:: DIRECTIONS FOR THIS TASK ::
Reproduce the listing word for word, leaving every picture behind.

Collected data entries
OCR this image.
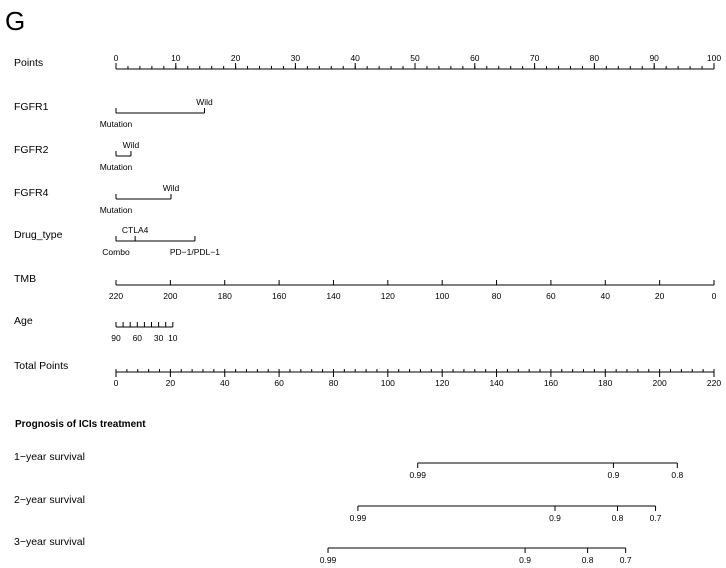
G
Prognosis of ICIs treatment
Points	0	10	20	30	40	50	60	70	80	90	100
FGFR1
Mutation
Wild
FGFR2
Mutation
Wild
FGFR4
Mutation
Wild
Drug_type
Combo
CTLA4
PD−1/PDL−1
TMB
220	200	180	160	140	120	100	80	60	40	20	0
Age
90 60 30 10
Total Points
0	20	40	60	80	100	120	140	160	180	200	220
1−year survival
0.99	0.9	0.8
2−year survival
0.99	0.9	0.8	0.7
3−year survival
0.99	0.9	0.8	0.7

:: EXERCISE ANSWER ::
OCR this image.
G
Prognosis of ICIs treatment
Points	0	10	20	30	40	50	60	70	80	90	100
FGFR1
Mutation
Wild
FGFR2
Mutation
Wild
FGFR4
Mutation
Wild
Drug_type
Combo
CTLA4
PD−1/PDL−1
TMB
220	200	180	160	140	120	100	80	60	40	20	0
Age
90 60 30 10
Total Points
0	20	40	60	80	100	120	140	160	180	200	220
1−year survival
0.99	0.9	0.8
2−year survival
0.99	0.9	0.8	0.7
3−year survival
0.99	0.9	0.8	0.7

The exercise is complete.